Bloque de texto =
■ ■ ■ ■ ■

La razón por la cual el artículo 59 de la Constitución Nacional establece que en caso de que se deba juzgar en juicio político al Jefe del Estado la cámara juzgadora -el Senado argentino- será presidida por el presidente de la Corte Suprema no es otra que el conflicto de intereses que se produciría si el Senado fuese presidido por el Vicepresidente de la Nación, que está llamado a suceder al Presidente en caso de que este fuese destituido.
Bien es verdad que, cuando preside el Senado, el presidente de la Corte Suprema no puede adoptar ninguna decisión procedimental por sí mismo (debe, en todo caso, someter todas estas cuestiones al voto de los senadores), pero puede, en principio, utilizar su voto de calidad para decidir aquellas cuestiones procedimentales en las que hubiera empate.
En tanto la Constitución establece que la destitución del enjuiciado requiere del voto positivo de dos tercios de los miembros de la cámara, no hay posibilidad alguna de empate en la votación destitutiva, por lo que el presidente de la Corte Suprema no puede utilizar su voto de calidad en la decisión final.

■ ■ ■ ■ ■

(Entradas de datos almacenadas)
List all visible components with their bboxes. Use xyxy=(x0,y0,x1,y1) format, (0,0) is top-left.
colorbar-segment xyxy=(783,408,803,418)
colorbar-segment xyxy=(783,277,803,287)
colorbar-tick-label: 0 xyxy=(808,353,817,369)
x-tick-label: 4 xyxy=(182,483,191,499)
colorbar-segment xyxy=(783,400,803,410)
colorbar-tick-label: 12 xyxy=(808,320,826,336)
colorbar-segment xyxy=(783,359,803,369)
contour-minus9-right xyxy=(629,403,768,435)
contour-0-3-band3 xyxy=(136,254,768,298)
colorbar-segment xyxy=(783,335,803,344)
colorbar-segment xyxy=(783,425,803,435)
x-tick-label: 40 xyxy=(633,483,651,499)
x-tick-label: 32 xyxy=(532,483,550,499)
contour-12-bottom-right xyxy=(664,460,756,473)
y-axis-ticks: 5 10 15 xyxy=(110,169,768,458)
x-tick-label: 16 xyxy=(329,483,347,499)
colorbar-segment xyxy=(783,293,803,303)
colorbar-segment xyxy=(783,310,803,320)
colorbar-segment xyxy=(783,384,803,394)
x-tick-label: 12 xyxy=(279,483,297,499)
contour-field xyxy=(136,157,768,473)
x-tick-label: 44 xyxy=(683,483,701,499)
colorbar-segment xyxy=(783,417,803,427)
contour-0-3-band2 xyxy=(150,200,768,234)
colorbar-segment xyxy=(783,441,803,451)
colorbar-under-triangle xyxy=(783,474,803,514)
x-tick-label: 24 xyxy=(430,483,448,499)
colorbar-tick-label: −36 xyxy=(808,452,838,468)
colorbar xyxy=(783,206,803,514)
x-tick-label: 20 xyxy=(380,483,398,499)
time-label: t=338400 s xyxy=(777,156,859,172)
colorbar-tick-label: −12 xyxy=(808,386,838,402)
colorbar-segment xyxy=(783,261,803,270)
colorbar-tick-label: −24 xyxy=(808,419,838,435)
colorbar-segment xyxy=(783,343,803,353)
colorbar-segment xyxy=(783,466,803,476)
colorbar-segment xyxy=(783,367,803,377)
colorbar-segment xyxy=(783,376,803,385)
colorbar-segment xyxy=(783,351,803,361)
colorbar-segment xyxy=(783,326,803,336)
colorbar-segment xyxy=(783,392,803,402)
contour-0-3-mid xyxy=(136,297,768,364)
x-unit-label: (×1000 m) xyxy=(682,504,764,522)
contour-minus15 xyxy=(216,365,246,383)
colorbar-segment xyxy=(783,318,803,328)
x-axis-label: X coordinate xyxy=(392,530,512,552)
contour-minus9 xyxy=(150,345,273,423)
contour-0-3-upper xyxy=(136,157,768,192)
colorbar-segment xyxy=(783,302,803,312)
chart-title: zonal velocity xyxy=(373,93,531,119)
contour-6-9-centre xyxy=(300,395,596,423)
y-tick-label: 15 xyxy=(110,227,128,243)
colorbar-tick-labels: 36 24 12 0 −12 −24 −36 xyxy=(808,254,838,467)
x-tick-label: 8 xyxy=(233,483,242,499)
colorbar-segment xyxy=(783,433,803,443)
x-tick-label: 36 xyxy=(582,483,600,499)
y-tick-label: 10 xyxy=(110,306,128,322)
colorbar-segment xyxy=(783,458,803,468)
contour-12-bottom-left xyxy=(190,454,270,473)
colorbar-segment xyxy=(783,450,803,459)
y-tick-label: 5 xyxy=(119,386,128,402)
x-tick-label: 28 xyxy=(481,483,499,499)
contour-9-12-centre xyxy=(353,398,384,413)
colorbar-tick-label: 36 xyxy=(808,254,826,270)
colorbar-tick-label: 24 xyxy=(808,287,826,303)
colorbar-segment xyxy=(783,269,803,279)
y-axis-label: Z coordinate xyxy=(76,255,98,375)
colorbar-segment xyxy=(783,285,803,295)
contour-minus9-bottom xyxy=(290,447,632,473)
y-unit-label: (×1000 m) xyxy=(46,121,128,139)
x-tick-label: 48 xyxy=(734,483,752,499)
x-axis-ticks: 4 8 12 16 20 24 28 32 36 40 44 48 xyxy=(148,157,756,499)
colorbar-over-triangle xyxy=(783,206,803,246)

■ ■ ■ ■ ■

Tareas a realizar =
**A)** Según el bloque de texto, ¿por qué el presidente de la Corte Suprema preside el Senado cuando se juzga al Jefe del Estado en juicio político? Explícalo en una a tres oraciones.
**B)** De acuerdo con el bloque de texto, ¿qué proporción de los miembros de la cámara debe votar a favor para destituir al enjuiciado?
Para resolver las tareas, apóyate únicamente en el bloque de texto.

Respuestas por tarea =
**A)** Porque, si el Senado fuese presidido por el Vicepresidente de la Nación, se produciría un conflicto de intereses. El Vicepresidente está llamado a suceder al Presidente en caso de que este fuese destituido.

**B)** Dos tercios de los miembros de la cámara.